CHALLENGE. Rewrite the entries from the line containing "file-label-near-0-label: A —" through the line containing "rank-label-left-0-label: 1 —", inclusive, putting "column-label" in place of "file-label" and leaving everything else unchanged.

--- Start ---

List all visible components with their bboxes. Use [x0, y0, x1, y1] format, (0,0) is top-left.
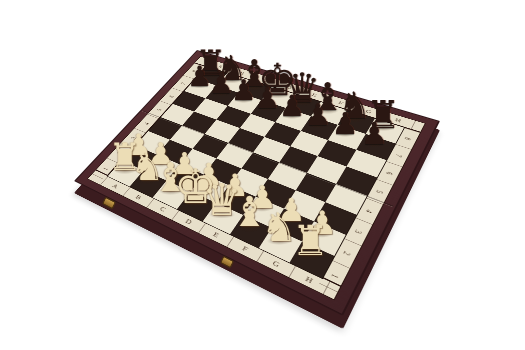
file-label-near-0-label: A — [111, 183, 119, 190]
file-label-near-7-label: H — [304, 275, 314, 285]
file-label-far-2-label: C — [262, 78, 269, 83]
file-label-far-4-label: E — [311, 92, 318, 97]
rank-label-left-0-label: 1 — [101, 166, 109, 171]
rank-label-right-7-label: 8 — [403, 136, 413, 141]
rank-label-right-0-label: 1 — [329, 272, 340, 280]
file-label-far-7-label: H — [394, 117, 402, 123]
rank-label-left-4-label: 5 — [155, 108, 163, 112]
file-label-far-6-label: G — [365, 108, 373, 114]
rank-label-right-2-label: 3 — [353, 228, 364, 235]
file-label-near-6-label: G — [271, 259, 281, 268]
rank-label-right-5-label: 6 — [384, 170, 394, 176]
rank-label-right-1-label: 2 — [341, 249, 352, 256]
file-label-far-0-label: A — [217, 64, 224, 69]
rank-label-left-5-label: 6 — [168, 94, 175, 98]
rank-label-left-1-label: 2 — [116, 150, 124, 155]
rank-label-right-6-label: 7 — [394, 153, 404, 158]
chess-set-photo: ABCDEFGH ABCDEFGH 87654321 87654321 ♜♞♝♚… — [0, 0, 525, 350]
rank-label-right-4-label: 5 — [374, 189, 385, 195]
file-label-far-5-label: F — [338, 100, 345, 105]
file-label-far-3-label: D — [285, 85, 292, 90]
file-label-near-1-label: B — [134, 194, 142, 201]
rank-label-left-2-label: 3 — [129, 136, 137, 140]
file-label-near-5-label: F — [241, 245, 249, 253]
rank-label-right-3-label: 4 — [364, 208, 375, 214]
file-label-near-3-label: D — [184, 217, 193, 225]
rank-label-left-7-label: 8 — [191, 69, 198, 72]
rank-label-left-6-label: 7 — [179, 82, 186, 86]
rank-label-left-3-label: 4 — [143, 121, 151, 125]
file-label-near-2-label: C — [159, 205, 167, 212]
file-label-near-4-label: E — [212, 231, 220, 239]
file-label-far-1-label: B — [239, 71, 246, 76]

--- End ---

SOLUTION FOR THIS EXERCISE.
column-label-near-0-label: A — [111, 183, 119, 190]
column-label-near-7-label: H — [304, 275, 314, 285]
column-label-far-2-label: C — [262, 78, 269, 83]
column-label-far-4-label: E — [311, 92, 318, 97]
rank-label-left-0-label: 1 — [101, 166, 109, 171]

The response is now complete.